__TO DO__
Your task is to tally the lines of the listing containing the word "Senha" and report the figure alone.

__DATASET ROWS__
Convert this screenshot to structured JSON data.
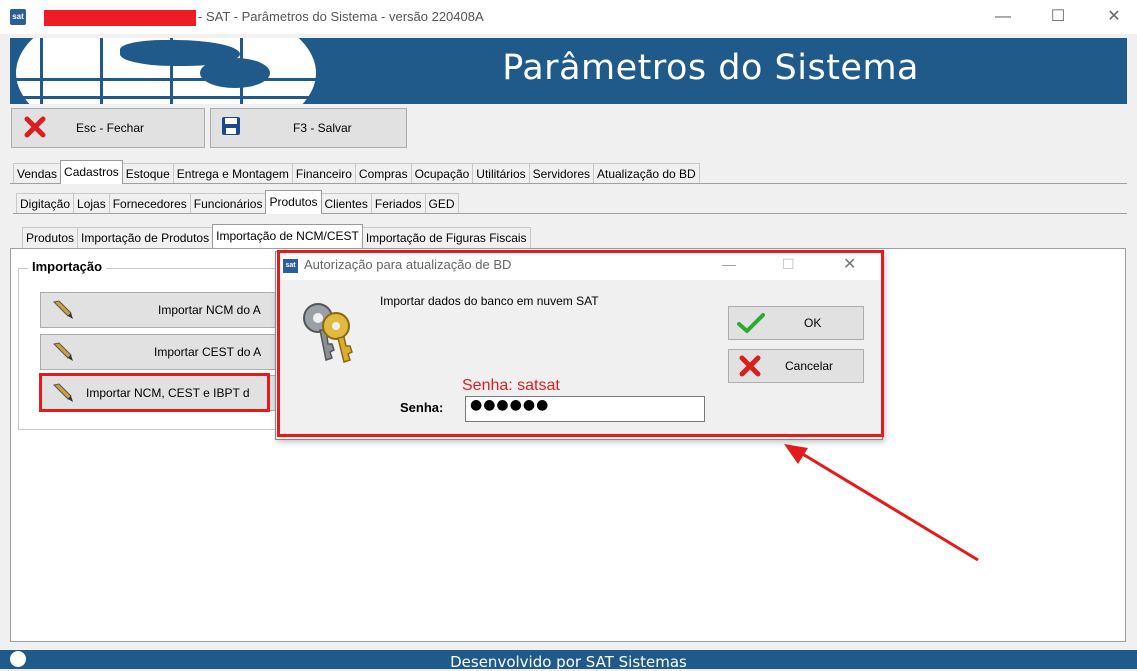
{
  "window": {
    "title": "- SAT - Parâmetros do Sistema - versão 220408A",
    "app_icon": "sat-logo-icon"
  },
  "banner": {
    "title": "Parâmetros do Sistema"
  },
  "toolbar": {
    "close_label": "Esc - Fechar",
    "save_label": "F3 - Salvar"
  },
  "tabs_main": [
    "Vendas",
    "Cadastros",
    "Estoque",
    "Entrega e Montagem",
    "Financeiro",
    "Compras",
    "Ocupação",
    "Utilitários",
    "Servidores",
    "Atualização do BD"
  ],
  "tabs_cadastros": [
    "Digitação",
    "Lojas",
    "Fornecedores",
    "Funcionários",
    "Produtos",
    "Clientes",
    "Feriados",
    "GED"
  ],
  "tabs_produtos": [
    "Produtos",
    "Importação de Produtos",
    "Importação de NCM/CEST",
    "Importação de Figuras Fiscais"
  ],
  "active": {
    "main": "Cadastros",
    "cadastros": "Produtos",
    "produtos": "Importação de NCM/CEST"
  },
  "group": {
    "title": "Importação",
    "buttons": [
      "Importar NCM do A",
      "Importar CEST do A",
      "Importar NCM, CEST e IBPT d"
    ]
  },
  "dialog": {
    "title": "Autorização para atualização de BD",
    "message": "Importar dados do banco em nuvem SAT",
    "password_hint": "Senha: satsat",
    "password_label": "Senha:",
    "password_value": "●●●●●●",
    "ok_label": "OK",
    "cancel_label": "Cancelar"
  },
  "footer": {
    "text": "Desenvolvido por SAT Sistemas"
  },
  "colors": {
    "banner": "#1f5a8b",
    "highlight": "#e51b1b"
  }
}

__RESULT FOR THIS TASK__
2